◆ GOAL:
Write out the data below exactly as given, without any of its pictures.

○ ○ ○

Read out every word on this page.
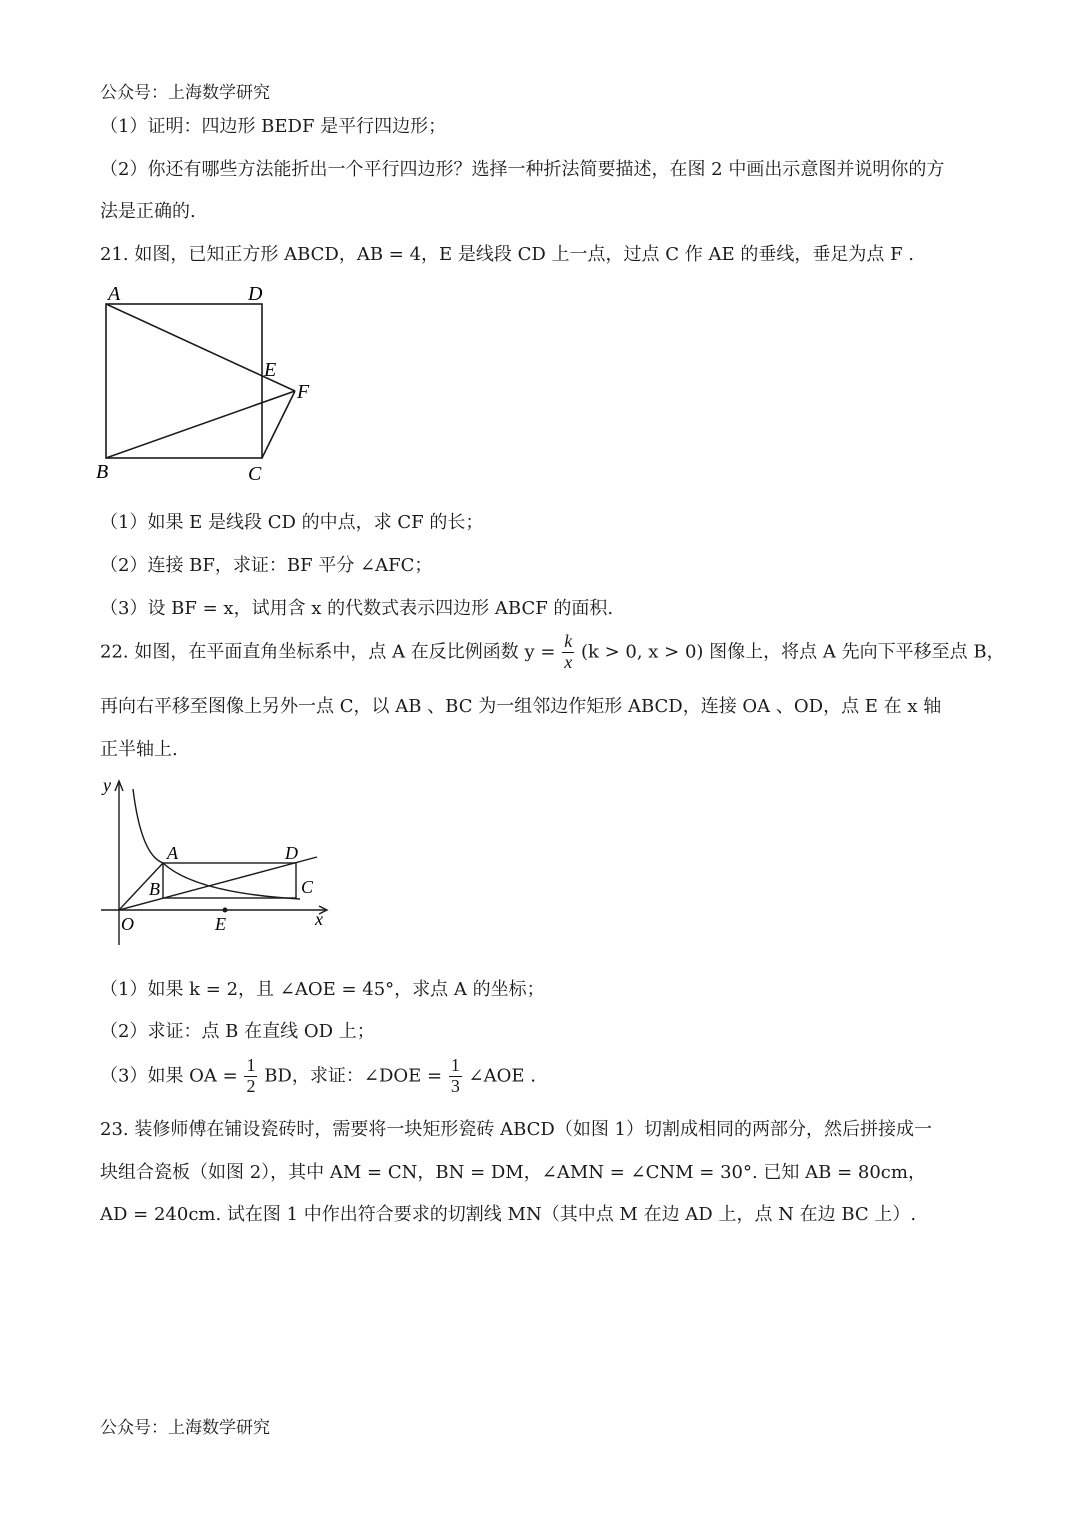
公众号：上海数学研究
（1）证明：四边形 BEDF 是平行四边形；
（2）你还有哪些方法能折出一个平行四边形？选择一种折法简要描述，在图 2 中画出示意图并说明你的方
法是正确的.
21. 如图，已知正方形 ABCD，AB = 4，E 是线段 CD 上一点，过点 C 作 AE 的垂线，垂足为点 F .
A	D
E
F
B	C
（1）如果 E 是线段 CD 的中点，求 CF 的长；
（2）连接 BF，求证：BF 平分 ∠AFC；
（3）设 BF = x，试用含 x 的代数式表示四边形 ABCF 的面积.
22. 如图，在平面直角坐标系中，点 A 在反比例函数 $y = \frac{k}{x} (k > 0$, x > 0) 图像上，将点 A 先向下平移至点 B，
再向右平移至图像上另外一点 C，以 AB 、BC 为一组邻边作矩形 ABCD，连接 OA 、OD，点 E 在 x 轴
正半轴上.
y
x
O
A
B	C
D
E
（1）如果 k = 2，且 ∠AOE = 45°，求点 A 的坐标；
（2）求证：点 B 在直线 OD 上；
（3）如果 OA = $\frac{1}{2}$ BD，求证：∠DOE = $\frac{1}{3}$ ∠AOE .
23. 装修师傅在铺设瓷砖时，需要将一块矩形瓷砖 ABCD（如图 1）切割成相同的两部分，然后拼接成一
块组合瓷板（如图 2），其中 AM = CN，BN = DM，∠AMN = ∠CNM = 30°. 已知 AB = 80cm，
AD = 240cm. 试在图 1 中作出符合要求的切割线 MN（其中点 M 在边 AD 上，点 N 在边 BC 上）.
公众号：上海数学研究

○ ○ ○

◆ OUTPUT:
Read out every word on this page.
公众号：上海数学研究
（1）证明：四边形 BEDF 是平行四边形；
（2）你还有哪些方法能折出一个平行四边形？选择一种折法简要描述，在图 2 中画出示意图并说明你的方
法是正确的.
21. 如图，已知正方形 ABCD，AB = 4，E 是线段 CD 上一点，过点 C 作 AE 的垂线，垂足为点 F .
A	D
E
F
B	C
（1）如果 E 是线段 CD 的中点，求 CF 的长；
（2）连接 BF，求证：BF 平分 ∠AFC；
（3）设 BF = x，试用含 x 的代数式表示四边形 ABCF 的面积.
22. 如图，在平面直角坐标系中，点 A 在反比例函数 $y = \frac{k}{x} (k > 0$, x > 0) 图像上，将点 A 先向下平移至点 B，
再向右平移至图像上另外一点 C，以 AB 、BC 为一组邻边作矩形 ABCD，连接 OA 、OD，点 E 在 x 轴
正半轴上.
y
x
O
A
B	C
D
E
（1）如果 k = 2，且 ∠AOE = 45°，求点 A 的坐标；
（2）求证：点 B 在直线 OD 上；
（3）如果 OA = $\frac{1}{2}$ BD，求证：∠DOE = $\frac{1}{3}$ ∠AOE .
23. 装修师傅在铺设瓷砖时，需要将一块矩形瓷砖 ABCD（如图 1）切割成相同的两部分，然后拼接成一
块组合瓷板（如图 2），其中 AM = CN，BN = DM，∠AMN = ∠CNM = 30°. 已知 AB = 80cm，
AD = 240cm. 试在图 1 中作出符合要求的切割线 MN（其中点 M 在边 AD 上，点 N 在边 BC 上）.
公众号：上海数学研究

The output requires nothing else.